** Begin Data extract **

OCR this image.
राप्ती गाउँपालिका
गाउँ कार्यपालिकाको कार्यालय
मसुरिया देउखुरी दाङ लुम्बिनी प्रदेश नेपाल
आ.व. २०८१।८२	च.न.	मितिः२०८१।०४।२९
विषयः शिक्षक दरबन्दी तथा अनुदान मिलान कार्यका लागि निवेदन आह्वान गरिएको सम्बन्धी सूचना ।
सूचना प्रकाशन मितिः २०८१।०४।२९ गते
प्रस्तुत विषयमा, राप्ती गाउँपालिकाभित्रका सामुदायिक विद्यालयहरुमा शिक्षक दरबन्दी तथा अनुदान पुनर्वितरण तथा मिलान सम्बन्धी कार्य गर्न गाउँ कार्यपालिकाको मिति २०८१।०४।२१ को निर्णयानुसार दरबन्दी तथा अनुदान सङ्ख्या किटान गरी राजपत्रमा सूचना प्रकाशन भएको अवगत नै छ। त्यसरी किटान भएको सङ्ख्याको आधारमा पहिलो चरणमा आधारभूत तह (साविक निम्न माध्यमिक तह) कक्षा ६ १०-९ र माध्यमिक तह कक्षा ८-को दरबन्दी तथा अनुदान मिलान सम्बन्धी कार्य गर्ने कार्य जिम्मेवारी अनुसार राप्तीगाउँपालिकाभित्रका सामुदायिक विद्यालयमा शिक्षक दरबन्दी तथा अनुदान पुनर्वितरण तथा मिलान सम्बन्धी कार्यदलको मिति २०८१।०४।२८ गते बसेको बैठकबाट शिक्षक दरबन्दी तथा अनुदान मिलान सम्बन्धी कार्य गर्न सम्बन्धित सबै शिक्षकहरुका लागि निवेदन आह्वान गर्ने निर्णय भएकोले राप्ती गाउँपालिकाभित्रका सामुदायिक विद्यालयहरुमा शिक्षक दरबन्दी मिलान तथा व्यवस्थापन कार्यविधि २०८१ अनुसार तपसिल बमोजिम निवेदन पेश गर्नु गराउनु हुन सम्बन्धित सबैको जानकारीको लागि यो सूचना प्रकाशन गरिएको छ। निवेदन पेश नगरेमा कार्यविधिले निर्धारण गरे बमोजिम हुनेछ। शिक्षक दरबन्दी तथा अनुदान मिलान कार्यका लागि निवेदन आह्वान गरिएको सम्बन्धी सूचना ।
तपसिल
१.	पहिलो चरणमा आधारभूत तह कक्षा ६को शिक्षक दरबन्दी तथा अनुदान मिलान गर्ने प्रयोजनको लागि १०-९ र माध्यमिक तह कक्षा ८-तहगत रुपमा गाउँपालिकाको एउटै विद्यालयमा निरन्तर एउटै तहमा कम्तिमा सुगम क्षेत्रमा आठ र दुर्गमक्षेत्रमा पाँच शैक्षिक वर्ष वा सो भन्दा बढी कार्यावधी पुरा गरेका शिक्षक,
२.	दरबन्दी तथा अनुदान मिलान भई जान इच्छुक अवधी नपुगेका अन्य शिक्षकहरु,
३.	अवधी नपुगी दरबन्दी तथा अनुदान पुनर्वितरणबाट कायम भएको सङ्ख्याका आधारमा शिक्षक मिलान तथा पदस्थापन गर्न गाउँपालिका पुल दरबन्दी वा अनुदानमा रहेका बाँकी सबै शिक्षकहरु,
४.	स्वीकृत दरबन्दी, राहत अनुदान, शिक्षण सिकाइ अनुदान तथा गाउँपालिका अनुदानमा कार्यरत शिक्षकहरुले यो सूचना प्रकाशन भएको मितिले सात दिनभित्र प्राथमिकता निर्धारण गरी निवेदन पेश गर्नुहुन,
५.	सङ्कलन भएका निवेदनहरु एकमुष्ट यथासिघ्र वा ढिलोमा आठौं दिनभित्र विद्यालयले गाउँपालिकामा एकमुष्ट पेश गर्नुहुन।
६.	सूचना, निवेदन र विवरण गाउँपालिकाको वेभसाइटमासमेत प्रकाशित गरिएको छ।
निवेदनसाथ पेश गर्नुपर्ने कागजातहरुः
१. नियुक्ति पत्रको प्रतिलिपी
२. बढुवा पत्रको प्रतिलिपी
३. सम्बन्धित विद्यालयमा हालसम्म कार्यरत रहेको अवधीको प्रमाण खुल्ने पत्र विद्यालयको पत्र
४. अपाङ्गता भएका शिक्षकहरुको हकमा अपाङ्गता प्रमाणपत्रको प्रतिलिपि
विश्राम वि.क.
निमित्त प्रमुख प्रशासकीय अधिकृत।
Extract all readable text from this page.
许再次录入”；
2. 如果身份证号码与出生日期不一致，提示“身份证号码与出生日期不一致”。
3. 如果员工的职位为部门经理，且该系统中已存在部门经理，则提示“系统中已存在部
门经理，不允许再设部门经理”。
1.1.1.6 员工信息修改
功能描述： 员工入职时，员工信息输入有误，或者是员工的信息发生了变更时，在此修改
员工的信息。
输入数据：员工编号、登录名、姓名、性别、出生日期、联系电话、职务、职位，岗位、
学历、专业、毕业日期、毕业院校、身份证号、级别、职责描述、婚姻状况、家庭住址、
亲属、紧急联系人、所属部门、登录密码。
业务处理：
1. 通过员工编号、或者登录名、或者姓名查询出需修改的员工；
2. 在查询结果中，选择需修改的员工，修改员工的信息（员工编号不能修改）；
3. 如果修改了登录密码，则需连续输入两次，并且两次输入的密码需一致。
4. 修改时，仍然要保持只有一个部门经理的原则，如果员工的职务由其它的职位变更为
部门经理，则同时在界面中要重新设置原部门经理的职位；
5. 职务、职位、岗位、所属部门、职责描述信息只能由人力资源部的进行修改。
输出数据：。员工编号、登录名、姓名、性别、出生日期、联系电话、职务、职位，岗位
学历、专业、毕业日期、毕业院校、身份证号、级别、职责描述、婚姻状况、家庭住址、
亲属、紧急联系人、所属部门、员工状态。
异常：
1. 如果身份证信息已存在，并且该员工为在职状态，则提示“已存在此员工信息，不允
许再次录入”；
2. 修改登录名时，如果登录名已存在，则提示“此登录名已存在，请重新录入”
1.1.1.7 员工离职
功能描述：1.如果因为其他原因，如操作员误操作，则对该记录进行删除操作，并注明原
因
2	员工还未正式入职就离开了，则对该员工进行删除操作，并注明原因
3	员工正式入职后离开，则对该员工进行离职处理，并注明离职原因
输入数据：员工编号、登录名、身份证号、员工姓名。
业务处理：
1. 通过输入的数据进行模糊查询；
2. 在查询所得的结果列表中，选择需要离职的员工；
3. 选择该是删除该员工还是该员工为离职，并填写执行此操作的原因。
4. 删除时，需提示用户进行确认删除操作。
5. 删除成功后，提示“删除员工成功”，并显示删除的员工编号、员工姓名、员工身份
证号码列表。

** End Data extract **

Word for word, quote the lines from the line containing "Extract all readable text from this page." through the end of the material, both included, and nothing else.

▸ Written solution:
Extract all readable text from this page.
许再次录入”；
2. 如果身份证号码与出生日期不一致，提示“身份证号码与出生日期不一致”。
3. 如果员工的职位为部门经理，且该系统中已存在部门经理，则提示“系统中已存在部
门经理，不允许再设部门经理”。
1.1.1.6 员工信息修改
功能描述： 员工入职时，员工信息输入有误，或者是员工的信息发生了变更时，在此修改
员工的信息。
输入数据：员工编号、登录名、姓名、性别、出生日期、联系电话、职务、职位，岗位、
学历、专业、毕业日期、毕业院校、身份证号、级别、职责描述、婚姻状况、家庭住址、
亲属、紧急联系人、所属部门、登录密码。
业务处理：
1. 通过员工编号、或者登录名、或者姓名查询出需修改的员工；
2. 在查询结果中，选择需修改的员工，修改员工的信息（员工编号不能修改）；
3. 如果修改了登录密码，则需连续输入两次，并且两次输入的密码需一致。
4. 修改时，仍然要保持只有一个部门经理的原则，如果员工的职务由其它的职位变更为
部门经理，则同时在界面中要重新设置原部门经理的职位；
5. 职务、职位、岗位、所属部门、职责描述信息只能由人力资源部的进行修改。
输出数据：。员工编号、登录名、姓名、性别、出生日期、联系电话、职务、职位，岗位
学历、专业、毕业日期、毕业院校、身份证号、级别、职责描述、婚姻状况、家庭住址、
亲属、紧急联系人、所属部门、员工状态。
异常：
1. 如果身份证信息已存在，并且该员工为在职状态，则提示“已存在此员工信息，不允
许再次录入”；
2. 修改登录名时，如果登录名已存在，则提示“此登录名已存在，请重新录入”
1.1.1.7 员工离职
功能描述：1.如果因为其他原因，如操作员误操作，则对该记录进行删除操作，并注明原
因
2	员工还未正式入职就离开了，则对该员工进行删除操作，并注明原因
3	员工正式入职后离开，则对该员工进行离职处理，并注明离职原因
输入数据：员工编号、登录名、身份证号、员工姓名。
业务处理：
1. 通过输入的数据进行模糊查询；
2. 在查询所得的结果列表中，选择需要离职的员工；
3. 选择该是删除该员工还是该员工为离职，并填写执行此操作的原因。
4. 删除时，需提示用户进行确认删除操作。
5. 删除成功后，提示“删除员工成功”，并显示删除的员工编号、员工姓名、员工身份
证号码列表。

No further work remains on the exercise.